Supplied material:
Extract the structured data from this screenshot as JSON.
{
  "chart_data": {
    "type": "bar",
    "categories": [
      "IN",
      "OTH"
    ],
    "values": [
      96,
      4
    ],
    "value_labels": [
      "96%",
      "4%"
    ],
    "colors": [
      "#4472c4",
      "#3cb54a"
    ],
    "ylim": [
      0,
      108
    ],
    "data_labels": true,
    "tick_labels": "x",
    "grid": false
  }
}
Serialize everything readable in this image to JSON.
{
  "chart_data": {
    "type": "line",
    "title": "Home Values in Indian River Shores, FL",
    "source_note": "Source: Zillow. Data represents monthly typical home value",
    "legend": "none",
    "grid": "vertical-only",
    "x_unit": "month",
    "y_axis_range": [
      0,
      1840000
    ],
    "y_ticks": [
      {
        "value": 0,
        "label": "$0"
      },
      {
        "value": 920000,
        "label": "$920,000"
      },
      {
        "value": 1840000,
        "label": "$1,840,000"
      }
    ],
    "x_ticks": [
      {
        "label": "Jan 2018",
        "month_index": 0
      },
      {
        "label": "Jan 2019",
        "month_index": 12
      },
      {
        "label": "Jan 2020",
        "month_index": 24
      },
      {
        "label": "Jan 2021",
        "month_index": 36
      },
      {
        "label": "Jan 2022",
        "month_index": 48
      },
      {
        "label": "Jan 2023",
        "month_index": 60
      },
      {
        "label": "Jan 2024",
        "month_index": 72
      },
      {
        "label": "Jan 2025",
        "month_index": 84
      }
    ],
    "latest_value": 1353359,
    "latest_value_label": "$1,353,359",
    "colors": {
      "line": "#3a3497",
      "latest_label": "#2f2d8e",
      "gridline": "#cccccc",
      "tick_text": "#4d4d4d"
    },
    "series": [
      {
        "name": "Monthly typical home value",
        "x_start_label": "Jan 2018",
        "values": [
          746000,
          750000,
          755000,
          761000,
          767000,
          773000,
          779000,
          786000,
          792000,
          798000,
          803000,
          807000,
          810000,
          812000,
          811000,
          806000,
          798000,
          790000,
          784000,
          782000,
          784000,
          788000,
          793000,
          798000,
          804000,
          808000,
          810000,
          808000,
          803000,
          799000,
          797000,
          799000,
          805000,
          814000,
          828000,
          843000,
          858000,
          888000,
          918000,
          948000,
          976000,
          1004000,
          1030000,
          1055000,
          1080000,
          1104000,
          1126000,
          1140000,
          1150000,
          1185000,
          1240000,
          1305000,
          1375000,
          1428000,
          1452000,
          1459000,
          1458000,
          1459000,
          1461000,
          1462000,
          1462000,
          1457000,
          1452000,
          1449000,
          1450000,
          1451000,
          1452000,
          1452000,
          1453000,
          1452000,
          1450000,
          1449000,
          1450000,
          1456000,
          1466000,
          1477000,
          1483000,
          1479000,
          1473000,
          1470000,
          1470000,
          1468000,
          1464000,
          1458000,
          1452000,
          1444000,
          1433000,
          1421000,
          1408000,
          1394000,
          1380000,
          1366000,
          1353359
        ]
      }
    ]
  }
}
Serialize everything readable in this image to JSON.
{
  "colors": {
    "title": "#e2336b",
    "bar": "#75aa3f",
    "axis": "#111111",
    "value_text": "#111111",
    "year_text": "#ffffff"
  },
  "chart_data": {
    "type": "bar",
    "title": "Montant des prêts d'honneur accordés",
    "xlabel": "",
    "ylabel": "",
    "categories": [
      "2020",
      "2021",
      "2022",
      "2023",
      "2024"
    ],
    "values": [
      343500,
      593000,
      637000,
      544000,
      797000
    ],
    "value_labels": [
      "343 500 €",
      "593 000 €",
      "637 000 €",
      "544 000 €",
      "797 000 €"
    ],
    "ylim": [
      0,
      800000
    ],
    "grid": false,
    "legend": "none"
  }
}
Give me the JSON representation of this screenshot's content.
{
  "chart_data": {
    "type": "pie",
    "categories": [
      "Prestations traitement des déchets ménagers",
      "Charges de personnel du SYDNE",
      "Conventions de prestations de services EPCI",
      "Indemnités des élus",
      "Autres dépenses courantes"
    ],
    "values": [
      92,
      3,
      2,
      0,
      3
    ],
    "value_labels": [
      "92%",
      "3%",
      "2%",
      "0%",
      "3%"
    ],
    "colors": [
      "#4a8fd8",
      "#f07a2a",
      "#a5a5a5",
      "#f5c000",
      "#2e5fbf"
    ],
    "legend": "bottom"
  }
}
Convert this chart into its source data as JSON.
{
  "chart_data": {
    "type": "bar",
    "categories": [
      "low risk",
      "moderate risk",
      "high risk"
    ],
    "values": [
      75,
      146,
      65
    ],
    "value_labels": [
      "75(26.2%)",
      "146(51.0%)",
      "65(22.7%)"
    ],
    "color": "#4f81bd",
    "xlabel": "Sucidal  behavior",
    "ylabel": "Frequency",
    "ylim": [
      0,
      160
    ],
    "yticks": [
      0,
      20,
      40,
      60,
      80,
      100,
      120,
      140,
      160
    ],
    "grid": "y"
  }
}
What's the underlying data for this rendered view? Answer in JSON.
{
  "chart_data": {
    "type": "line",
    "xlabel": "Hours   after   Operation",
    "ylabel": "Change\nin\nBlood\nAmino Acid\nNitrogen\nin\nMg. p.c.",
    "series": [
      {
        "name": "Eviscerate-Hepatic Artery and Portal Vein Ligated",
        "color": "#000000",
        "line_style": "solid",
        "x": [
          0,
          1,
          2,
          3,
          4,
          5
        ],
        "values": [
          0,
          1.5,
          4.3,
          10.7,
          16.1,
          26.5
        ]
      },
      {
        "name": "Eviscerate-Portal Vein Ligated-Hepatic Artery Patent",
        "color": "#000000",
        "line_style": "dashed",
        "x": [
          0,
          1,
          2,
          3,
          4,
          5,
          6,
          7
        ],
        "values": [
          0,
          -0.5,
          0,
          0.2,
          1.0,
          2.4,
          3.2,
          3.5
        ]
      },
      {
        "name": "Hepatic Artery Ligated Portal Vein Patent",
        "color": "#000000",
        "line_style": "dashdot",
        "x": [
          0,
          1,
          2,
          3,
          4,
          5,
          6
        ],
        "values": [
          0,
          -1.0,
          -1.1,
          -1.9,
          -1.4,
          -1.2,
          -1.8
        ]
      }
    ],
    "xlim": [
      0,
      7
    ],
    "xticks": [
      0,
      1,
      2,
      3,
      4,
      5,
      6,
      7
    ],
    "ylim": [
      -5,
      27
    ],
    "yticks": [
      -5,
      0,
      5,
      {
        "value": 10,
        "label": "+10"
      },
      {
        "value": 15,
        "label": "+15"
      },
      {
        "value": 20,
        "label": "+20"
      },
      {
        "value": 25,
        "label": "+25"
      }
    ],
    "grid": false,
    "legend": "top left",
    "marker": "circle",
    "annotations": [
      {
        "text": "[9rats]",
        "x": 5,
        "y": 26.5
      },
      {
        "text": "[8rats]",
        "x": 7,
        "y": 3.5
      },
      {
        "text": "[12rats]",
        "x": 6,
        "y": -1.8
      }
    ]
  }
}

Exercise instructions: Scan the material above. Copy each line that holds the word "Ligated".

Response to the task:
        "name": "Eviscerate-Hepatic Artery and Portal Vein Ligated",
        "name": "Eviscerate-Portal Vein Ligated-Hepatic Artery Patent",
        "name": "Hepatic Artery Ligated Portal Vein Patent",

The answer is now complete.